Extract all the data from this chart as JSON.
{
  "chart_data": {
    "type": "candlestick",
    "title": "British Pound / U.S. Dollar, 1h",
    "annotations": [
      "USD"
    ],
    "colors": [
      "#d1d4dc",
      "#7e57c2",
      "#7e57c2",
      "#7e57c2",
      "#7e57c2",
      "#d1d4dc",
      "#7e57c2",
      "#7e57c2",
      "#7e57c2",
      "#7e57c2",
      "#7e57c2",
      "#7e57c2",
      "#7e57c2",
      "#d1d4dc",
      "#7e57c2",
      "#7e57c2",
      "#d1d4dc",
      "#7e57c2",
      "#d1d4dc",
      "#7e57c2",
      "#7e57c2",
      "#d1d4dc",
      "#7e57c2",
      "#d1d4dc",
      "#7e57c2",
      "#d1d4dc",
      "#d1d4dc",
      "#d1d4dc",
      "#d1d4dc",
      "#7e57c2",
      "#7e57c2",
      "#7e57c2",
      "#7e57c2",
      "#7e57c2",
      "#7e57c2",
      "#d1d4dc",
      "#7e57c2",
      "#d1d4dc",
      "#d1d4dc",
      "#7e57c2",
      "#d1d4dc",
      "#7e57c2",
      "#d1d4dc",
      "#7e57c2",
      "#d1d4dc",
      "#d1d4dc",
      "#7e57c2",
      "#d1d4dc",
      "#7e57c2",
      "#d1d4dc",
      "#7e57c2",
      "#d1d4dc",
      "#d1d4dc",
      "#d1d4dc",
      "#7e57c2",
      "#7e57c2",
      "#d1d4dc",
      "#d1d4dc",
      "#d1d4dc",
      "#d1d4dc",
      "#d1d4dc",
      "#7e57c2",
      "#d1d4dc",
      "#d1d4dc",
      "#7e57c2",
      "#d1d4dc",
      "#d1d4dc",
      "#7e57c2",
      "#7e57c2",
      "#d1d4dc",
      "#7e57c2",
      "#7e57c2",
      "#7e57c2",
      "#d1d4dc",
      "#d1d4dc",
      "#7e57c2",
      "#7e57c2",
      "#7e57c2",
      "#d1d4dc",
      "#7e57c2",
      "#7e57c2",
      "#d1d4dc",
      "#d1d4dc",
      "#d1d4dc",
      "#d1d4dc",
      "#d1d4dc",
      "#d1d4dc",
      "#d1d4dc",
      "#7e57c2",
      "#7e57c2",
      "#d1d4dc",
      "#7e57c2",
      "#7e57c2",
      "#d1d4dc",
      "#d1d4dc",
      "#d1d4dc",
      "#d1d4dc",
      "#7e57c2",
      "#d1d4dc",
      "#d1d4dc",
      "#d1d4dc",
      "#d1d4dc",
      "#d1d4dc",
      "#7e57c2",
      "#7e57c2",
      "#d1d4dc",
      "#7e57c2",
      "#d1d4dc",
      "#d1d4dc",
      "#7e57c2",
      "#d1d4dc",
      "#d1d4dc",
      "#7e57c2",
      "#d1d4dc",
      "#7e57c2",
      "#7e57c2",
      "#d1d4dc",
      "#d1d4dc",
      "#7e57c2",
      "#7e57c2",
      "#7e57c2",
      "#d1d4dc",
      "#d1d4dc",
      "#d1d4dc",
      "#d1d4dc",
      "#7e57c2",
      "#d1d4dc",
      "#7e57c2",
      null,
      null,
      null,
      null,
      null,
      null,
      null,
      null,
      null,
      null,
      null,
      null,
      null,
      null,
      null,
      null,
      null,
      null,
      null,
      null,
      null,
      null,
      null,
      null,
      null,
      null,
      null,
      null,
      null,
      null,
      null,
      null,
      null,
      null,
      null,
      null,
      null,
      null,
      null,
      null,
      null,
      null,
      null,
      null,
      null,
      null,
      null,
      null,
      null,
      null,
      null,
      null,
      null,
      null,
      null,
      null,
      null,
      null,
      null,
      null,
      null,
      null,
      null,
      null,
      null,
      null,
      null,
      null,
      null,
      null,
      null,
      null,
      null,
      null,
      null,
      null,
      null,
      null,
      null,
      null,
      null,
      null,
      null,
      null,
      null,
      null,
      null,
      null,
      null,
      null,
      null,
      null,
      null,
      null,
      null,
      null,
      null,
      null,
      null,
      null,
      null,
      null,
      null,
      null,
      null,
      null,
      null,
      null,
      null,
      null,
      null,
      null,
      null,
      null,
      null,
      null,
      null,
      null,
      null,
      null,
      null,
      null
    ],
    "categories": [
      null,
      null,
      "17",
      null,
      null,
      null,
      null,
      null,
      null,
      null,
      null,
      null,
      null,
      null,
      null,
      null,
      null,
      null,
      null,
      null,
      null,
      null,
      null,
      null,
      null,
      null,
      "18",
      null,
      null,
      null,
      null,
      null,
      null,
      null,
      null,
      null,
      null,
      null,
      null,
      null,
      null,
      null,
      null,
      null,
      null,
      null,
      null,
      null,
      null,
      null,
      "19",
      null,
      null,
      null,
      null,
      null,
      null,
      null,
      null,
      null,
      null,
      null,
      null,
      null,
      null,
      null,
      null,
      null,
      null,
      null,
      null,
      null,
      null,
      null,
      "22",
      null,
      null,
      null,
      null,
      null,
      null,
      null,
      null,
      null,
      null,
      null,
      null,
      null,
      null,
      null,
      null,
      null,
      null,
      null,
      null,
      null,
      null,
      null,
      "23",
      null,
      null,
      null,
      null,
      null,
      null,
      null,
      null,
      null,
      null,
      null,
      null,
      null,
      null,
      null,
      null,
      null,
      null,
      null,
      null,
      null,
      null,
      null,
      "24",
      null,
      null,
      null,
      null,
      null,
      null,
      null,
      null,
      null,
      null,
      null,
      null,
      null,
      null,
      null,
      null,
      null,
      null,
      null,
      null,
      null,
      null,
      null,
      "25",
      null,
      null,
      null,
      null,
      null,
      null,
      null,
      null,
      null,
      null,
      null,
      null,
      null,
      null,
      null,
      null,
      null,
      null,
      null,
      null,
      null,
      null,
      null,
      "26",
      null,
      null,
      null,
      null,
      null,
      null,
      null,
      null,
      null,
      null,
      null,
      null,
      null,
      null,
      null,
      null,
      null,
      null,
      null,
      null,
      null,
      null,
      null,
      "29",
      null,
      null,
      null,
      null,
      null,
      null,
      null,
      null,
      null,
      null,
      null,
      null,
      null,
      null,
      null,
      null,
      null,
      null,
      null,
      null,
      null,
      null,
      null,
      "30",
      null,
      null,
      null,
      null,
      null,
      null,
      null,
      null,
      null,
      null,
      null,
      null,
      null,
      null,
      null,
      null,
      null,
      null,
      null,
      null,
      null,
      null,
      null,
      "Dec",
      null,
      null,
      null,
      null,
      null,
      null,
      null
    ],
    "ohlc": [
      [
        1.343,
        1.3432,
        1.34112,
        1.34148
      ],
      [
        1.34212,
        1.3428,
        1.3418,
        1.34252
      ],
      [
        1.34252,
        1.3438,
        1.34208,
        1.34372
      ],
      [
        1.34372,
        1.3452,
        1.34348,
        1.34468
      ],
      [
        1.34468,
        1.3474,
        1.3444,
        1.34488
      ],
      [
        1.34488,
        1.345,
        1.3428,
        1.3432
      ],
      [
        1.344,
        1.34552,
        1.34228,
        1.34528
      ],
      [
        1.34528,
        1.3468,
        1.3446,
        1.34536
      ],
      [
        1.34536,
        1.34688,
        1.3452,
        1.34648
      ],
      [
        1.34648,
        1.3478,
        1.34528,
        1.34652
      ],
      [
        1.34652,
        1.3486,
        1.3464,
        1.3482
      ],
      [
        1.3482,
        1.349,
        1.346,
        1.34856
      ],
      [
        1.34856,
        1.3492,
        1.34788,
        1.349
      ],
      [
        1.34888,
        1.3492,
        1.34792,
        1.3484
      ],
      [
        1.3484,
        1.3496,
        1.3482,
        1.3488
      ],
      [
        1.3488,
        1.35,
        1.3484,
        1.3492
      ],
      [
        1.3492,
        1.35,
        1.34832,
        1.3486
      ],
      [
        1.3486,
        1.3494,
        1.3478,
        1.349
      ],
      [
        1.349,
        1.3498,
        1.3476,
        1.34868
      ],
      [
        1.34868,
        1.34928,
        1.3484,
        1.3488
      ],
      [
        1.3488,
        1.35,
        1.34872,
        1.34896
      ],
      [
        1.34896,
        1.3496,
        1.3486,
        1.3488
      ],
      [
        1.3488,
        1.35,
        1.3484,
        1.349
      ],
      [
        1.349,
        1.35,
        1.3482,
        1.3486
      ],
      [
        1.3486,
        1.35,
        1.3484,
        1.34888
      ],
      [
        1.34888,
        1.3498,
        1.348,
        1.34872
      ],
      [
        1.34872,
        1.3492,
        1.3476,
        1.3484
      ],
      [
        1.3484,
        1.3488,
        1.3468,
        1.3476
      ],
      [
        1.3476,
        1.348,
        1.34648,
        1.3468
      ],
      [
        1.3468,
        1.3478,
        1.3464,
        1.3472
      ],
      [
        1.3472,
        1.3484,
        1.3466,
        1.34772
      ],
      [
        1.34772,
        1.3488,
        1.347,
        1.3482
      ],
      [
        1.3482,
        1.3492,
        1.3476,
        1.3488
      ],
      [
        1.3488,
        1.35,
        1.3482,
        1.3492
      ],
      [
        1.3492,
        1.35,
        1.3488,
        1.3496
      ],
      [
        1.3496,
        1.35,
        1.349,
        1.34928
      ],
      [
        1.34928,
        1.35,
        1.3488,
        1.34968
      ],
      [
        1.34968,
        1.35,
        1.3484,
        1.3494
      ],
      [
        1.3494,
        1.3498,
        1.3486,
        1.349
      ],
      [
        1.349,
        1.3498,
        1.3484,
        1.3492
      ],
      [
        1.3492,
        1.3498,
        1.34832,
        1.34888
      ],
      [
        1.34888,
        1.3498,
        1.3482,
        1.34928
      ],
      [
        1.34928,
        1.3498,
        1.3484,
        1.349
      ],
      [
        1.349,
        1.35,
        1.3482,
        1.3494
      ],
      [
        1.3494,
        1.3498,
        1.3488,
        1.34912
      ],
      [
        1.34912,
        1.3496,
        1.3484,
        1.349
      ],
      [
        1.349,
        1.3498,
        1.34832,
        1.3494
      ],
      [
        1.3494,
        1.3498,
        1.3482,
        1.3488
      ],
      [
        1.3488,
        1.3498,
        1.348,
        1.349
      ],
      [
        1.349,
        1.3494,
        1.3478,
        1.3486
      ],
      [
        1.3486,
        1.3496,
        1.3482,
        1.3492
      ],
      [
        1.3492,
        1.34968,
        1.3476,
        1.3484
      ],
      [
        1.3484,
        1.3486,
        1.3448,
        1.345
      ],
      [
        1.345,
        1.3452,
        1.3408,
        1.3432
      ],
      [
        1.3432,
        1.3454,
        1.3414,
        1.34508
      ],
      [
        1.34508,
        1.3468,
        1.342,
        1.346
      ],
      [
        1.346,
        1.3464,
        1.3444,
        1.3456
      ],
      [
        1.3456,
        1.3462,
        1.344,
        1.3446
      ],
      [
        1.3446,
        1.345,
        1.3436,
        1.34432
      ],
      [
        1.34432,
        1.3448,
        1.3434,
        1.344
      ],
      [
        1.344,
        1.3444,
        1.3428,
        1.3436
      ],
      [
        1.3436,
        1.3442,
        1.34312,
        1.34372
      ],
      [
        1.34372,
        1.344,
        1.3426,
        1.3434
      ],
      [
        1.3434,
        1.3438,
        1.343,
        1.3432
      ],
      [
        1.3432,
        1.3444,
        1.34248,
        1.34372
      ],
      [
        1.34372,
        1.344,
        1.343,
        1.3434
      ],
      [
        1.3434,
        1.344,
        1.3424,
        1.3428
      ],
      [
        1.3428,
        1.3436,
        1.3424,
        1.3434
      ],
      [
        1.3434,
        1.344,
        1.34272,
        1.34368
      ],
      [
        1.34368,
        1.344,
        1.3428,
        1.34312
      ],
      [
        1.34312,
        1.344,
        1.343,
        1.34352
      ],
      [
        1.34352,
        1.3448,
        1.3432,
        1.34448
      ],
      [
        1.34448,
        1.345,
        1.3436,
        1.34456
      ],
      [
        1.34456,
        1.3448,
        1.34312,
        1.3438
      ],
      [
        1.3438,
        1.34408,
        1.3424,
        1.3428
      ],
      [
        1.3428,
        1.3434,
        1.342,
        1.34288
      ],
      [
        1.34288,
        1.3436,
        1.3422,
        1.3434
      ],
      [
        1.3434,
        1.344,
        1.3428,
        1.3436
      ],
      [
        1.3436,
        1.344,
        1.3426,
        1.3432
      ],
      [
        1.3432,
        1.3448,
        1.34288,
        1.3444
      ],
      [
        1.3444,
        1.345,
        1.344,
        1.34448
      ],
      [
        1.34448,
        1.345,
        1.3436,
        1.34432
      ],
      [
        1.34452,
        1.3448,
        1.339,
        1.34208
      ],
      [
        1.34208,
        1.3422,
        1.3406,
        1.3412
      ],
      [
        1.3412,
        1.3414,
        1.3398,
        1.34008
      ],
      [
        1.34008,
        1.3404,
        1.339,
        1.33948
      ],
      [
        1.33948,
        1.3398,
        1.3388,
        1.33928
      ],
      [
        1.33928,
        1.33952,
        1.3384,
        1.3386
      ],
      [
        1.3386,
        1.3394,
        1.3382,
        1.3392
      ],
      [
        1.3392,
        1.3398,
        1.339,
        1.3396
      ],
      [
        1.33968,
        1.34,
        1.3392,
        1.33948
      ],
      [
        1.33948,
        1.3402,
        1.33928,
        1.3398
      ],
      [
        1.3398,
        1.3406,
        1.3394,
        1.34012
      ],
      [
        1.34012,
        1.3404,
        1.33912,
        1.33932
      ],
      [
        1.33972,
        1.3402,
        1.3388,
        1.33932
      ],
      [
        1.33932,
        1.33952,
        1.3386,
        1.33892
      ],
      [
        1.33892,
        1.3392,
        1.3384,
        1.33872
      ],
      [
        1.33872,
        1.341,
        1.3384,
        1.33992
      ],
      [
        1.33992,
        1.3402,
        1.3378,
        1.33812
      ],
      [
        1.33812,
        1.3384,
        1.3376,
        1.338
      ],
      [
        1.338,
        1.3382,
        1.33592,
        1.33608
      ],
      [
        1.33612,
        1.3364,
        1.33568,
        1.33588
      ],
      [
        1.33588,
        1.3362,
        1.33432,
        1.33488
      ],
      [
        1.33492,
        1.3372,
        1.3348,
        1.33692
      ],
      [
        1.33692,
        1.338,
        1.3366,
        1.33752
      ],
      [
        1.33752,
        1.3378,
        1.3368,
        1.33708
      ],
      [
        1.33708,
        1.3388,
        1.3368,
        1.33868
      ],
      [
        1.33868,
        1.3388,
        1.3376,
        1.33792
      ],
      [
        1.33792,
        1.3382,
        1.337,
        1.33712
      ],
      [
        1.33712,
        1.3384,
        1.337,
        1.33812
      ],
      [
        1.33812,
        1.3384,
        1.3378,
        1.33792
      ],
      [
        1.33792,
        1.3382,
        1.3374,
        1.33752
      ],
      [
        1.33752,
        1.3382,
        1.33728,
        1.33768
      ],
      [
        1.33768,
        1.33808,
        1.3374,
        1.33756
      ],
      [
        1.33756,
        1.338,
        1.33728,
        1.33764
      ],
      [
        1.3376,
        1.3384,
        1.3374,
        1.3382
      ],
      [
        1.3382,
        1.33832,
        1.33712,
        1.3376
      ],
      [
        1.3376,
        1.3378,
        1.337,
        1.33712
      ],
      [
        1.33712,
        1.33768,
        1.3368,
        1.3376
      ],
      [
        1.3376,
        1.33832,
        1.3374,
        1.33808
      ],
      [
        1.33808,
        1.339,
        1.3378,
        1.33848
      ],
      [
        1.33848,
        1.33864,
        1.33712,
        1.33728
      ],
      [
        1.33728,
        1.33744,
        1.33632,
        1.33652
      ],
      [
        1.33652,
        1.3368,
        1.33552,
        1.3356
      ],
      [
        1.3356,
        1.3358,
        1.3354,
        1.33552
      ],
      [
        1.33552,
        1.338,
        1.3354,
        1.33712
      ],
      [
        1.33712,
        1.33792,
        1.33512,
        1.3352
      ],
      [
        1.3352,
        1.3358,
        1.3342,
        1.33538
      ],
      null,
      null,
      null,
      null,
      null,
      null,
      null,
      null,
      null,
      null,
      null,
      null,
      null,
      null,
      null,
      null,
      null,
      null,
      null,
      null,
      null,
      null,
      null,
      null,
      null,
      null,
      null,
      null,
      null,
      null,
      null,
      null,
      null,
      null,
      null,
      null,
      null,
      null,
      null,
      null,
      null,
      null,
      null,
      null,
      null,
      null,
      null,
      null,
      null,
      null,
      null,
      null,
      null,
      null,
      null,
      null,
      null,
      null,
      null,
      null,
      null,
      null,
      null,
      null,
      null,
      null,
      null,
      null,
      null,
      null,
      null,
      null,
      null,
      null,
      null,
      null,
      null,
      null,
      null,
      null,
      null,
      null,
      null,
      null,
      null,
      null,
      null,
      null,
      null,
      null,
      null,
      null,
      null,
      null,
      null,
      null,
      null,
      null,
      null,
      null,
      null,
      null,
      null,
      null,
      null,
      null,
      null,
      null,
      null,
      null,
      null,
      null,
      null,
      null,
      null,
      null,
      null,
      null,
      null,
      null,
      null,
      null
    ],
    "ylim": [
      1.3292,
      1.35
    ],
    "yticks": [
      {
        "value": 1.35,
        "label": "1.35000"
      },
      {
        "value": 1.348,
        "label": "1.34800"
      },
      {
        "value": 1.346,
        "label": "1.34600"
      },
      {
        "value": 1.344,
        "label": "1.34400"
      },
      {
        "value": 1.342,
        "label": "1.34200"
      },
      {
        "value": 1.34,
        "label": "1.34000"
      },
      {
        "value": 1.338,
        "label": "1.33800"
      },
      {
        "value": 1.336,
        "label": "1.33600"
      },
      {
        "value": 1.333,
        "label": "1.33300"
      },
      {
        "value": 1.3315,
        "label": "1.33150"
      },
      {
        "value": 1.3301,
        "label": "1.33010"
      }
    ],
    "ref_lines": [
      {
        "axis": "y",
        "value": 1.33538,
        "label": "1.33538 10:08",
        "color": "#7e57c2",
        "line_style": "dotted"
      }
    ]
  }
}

- [Task objective]: Pick every line with "value" in it and copy it.

- [Task answer]:
        "value": 1.35,
        "value": 1.348,
        "value": 1.346,
        "value": 1.344,
        "value": 1.342,
        "value": 1.34,
        "value": 1.338,
        "value": 1.336,
        "value": 1.333,
        "value": 1.3315,
        "value": 1.3301,
        "value": 1.33538,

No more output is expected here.